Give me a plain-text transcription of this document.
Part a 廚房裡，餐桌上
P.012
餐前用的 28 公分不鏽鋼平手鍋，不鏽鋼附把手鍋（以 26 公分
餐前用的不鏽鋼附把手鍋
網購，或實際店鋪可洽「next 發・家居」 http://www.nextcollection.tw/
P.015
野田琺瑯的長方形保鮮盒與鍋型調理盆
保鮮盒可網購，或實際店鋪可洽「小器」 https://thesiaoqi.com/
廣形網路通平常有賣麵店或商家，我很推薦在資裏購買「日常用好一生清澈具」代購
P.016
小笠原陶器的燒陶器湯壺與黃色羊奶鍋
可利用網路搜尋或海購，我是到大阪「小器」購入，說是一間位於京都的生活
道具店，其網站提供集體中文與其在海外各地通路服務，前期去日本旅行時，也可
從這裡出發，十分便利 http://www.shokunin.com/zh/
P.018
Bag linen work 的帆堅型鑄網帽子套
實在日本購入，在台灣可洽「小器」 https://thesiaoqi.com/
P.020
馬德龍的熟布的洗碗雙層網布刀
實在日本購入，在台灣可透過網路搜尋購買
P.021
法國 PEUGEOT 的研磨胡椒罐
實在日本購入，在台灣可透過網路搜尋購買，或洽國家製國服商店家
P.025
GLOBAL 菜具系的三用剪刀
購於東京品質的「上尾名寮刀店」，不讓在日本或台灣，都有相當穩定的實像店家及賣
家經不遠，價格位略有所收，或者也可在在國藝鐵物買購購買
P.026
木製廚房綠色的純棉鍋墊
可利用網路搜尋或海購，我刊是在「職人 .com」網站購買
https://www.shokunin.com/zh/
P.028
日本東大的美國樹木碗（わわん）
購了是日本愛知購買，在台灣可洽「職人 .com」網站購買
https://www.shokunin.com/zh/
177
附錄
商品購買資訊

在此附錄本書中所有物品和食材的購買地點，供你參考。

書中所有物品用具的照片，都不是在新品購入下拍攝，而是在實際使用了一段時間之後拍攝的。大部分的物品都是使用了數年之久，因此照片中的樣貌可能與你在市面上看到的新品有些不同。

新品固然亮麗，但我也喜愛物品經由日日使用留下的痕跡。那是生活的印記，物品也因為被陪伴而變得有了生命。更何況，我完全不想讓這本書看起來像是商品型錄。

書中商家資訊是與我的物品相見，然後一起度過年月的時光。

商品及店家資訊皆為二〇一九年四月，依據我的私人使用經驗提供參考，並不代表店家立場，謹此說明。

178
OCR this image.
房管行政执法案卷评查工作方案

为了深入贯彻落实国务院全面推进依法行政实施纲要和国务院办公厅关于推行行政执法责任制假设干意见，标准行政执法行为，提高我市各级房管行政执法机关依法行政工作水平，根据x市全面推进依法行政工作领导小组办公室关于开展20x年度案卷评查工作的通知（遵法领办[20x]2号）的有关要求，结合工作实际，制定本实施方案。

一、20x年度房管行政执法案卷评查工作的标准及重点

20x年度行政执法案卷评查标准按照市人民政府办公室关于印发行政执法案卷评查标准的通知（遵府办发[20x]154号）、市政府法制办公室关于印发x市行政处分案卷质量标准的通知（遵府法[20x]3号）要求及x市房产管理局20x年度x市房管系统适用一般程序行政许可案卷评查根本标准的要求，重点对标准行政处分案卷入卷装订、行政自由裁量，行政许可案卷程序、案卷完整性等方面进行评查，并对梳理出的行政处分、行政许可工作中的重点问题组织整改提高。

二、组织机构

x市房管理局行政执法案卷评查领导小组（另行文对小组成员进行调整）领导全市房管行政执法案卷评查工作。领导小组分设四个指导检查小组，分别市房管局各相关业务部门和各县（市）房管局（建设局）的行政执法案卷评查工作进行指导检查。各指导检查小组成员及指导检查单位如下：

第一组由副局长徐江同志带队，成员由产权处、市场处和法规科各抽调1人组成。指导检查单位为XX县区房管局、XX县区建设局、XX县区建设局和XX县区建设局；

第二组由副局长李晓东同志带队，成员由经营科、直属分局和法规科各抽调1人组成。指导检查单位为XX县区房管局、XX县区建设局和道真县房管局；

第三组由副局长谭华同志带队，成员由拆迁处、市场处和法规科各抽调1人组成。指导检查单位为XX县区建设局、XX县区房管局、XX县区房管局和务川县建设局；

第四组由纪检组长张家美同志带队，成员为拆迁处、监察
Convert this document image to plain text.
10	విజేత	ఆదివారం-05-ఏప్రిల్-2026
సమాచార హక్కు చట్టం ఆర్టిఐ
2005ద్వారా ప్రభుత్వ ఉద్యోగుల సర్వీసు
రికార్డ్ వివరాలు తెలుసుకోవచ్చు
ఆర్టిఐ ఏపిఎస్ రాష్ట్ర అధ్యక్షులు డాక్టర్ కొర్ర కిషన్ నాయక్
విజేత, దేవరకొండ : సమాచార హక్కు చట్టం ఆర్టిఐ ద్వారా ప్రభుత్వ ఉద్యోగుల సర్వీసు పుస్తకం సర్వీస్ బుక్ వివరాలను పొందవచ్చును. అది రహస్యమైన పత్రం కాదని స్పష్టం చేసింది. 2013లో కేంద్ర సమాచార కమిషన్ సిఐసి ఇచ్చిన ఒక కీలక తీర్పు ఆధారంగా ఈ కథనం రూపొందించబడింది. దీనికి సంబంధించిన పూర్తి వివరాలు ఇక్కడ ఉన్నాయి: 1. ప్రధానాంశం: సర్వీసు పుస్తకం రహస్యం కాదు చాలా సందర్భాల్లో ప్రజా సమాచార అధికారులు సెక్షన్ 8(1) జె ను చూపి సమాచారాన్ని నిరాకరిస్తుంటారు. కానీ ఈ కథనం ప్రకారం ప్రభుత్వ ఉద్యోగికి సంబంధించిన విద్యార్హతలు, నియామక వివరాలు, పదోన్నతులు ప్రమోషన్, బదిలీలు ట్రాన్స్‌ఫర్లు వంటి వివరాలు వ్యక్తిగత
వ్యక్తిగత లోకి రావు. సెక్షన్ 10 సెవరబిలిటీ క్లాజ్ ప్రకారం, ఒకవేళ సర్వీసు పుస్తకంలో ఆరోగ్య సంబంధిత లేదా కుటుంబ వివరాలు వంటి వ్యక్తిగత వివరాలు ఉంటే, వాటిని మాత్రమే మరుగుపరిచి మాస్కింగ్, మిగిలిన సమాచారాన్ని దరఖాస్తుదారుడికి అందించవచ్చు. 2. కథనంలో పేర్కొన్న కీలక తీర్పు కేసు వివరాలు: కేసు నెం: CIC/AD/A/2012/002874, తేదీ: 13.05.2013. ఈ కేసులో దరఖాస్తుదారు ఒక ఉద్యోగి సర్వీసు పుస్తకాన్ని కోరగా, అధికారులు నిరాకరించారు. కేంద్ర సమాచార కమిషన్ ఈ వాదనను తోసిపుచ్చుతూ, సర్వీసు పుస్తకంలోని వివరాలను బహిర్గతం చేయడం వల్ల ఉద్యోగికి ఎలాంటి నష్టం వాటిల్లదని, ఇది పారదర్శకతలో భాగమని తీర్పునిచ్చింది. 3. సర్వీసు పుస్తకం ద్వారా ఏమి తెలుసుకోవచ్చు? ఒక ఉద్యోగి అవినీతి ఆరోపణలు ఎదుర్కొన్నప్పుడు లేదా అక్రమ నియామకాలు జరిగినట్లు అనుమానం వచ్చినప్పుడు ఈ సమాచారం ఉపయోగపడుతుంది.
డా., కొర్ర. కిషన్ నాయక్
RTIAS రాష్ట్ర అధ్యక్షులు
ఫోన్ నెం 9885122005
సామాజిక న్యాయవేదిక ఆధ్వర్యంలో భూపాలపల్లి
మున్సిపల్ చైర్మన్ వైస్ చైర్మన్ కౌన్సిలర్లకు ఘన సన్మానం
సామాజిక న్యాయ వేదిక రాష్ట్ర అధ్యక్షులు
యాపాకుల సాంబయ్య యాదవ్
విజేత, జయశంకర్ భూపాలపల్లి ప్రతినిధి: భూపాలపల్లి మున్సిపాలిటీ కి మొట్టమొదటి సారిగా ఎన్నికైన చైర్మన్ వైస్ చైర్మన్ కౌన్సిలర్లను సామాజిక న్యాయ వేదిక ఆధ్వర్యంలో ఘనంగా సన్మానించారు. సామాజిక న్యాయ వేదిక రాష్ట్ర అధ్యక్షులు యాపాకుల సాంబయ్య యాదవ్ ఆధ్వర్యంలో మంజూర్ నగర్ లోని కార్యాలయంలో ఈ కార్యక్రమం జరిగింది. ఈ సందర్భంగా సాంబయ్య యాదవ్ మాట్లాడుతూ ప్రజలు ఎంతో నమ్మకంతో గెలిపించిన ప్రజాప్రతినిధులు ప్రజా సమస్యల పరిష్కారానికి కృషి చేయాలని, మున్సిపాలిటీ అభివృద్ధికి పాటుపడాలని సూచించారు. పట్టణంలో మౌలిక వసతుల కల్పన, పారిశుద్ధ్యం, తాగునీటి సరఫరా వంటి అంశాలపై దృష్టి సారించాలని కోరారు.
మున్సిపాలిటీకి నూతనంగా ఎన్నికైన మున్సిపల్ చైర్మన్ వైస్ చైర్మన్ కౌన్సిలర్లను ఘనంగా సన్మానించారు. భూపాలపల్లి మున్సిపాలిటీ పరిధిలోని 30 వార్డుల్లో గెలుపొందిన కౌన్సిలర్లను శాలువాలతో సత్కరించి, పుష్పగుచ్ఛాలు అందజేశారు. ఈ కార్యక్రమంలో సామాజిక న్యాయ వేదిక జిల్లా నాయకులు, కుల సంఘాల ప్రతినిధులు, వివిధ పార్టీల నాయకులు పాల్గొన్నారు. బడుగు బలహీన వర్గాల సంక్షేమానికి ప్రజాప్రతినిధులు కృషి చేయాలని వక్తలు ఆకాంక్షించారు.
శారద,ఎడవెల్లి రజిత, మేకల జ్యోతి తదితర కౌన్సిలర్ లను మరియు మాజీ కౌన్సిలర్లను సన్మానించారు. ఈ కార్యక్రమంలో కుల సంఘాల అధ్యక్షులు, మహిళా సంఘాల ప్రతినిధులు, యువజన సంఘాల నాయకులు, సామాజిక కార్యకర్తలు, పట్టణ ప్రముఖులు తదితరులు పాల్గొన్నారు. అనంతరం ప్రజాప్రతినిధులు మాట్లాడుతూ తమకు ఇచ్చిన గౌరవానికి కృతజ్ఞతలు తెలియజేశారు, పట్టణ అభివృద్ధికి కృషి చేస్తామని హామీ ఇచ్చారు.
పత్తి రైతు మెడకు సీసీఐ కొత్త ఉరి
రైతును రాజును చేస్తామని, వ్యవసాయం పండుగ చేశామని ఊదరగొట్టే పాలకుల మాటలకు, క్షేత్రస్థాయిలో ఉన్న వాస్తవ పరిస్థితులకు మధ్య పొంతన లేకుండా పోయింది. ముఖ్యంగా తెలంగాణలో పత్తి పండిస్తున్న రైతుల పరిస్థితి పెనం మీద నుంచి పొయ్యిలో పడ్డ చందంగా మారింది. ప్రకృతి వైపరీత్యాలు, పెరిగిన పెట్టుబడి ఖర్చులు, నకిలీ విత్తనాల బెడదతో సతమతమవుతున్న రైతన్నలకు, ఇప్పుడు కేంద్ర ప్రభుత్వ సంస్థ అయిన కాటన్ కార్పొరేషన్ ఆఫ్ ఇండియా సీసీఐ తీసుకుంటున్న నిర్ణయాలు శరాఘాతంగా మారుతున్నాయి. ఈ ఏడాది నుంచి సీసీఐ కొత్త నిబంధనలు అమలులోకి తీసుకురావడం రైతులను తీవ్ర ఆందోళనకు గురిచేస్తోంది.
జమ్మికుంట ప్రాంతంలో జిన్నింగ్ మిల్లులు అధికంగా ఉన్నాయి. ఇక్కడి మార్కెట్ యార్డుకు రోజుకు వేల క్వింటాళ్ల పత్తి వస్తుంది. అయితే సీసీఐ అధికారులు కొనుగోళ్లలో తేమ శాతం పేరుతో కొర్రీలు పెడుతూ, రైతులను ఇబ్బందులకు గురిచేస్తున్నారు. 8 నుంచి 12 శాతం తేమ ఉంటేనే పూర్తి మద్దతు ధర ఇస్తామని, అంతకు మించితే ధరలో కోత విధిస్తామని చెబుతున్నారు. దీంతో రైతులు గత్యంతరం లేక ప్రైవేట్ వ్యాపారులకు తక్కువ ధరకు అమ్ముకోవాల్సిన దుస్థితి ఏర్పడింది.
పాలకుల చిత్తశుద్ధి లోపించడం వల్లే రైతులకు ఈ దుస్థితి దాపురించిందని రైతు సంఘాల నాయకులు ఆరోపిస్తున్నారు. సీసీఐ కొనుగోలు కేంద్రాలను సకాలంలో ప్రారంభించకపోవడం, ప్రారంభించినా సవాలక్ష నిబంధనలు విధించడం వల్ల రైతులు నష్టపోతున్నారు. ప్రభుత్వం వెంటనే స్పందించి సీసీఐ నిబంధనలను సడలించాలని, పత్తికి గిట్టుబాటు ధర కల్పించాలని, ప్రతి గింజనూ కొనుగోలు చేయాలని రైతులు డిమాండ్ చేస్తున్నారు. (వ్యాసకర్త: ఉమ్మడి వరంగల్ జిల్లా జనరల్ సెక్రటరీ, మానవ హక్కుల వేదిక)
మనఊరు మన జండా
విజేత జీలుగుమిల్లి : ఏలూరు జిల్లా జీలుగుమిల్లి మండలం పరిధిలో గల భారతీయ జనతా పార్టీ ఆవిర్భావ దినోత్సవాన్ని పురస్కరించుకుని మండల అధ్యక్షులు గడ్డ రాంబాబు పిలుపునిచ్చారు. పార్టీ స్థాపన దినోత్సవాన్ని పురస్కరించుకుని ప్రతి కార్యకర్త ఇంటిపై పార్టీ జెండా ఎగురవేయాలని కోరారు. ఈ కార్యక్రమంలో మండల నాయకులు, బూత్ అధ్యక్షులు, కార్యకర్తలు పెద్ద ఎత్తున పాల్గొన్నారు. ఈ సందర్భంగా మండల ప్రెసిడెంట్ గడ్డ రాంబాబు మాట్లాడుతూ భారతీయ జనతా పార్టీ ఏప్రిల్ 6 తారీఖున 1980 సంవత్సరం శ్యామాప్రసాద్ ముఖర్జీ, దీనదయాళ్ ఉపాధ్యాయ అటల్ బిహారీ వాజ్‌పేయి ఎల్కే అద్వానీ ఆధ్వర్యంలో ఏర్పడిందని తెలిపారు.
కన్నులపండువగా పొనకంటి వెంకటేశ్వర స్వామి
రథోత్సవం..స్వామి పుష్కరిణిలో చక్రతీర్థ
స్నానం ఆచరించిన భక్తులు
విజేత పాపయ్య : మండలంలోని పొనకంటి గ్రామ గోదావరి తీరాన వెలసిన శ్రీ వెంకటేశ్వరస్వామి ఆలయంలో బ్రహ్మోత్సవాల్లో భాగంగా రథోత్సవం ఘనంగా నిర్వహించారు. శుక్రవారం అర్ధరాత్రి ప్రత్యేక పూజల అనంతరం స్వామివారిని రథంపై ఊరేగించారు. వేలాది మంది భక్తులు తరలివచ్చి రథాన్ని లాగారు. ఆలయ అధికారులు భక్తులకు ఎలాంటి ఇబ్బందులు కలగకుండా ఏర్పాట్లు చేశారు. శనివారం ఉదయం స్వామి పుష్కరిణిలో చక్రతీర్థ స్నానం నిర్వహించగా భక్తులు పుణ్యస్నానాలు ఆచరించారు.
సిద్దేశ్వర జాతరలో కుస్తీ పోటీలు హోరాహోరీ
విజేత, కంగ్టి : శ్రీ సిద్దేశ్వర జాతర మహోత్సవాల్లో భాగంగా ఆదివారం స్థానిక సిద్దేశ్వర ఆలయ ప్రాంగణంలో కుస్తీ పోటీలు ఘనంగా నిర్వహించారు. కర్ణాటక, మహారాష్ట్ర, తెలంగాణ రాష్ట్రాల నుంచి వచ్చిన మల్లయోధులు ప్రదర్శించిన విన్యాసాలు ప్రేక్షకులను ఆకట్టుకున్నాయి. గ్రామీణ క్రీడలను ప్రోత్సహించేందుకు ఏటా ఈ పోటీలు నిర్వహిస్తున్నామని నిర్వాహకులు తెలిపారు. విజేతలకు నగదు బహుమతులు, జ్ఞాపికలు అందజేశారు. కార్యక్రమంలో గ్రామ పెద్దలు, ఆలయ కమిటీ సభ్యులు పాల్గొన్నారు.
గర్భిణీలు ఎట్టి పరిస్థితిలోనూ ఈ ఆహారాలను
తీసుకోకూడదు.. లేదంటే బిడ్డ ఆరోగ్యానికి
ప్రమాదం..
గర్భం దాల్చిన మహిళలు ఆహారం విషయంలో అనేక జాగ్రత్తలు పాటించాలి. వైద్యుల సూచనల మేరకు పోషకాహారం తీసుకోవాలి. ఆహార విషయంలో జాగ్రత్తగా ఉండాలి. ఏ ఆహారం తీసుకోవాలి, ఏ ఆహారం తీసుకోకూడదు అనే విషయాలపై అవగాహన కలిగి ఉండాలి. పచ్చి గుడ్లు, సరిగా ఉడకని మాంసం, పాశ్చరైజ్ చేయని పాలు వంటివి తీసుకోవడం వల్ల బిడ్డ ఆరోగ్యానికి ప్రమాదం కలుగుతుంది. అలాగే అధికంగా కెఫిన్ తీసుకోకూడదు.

■ **What the task requires**:
Using the entries above, return each line that includes the word "可利用網路搜尋或海購".

■ **Output**:
可利用網路搜尋或海購，我是到大阪「小器」購入，說是一間位於京都的生活
可利用網路搜尋或海購，我刊是在「職人 .com」網站購買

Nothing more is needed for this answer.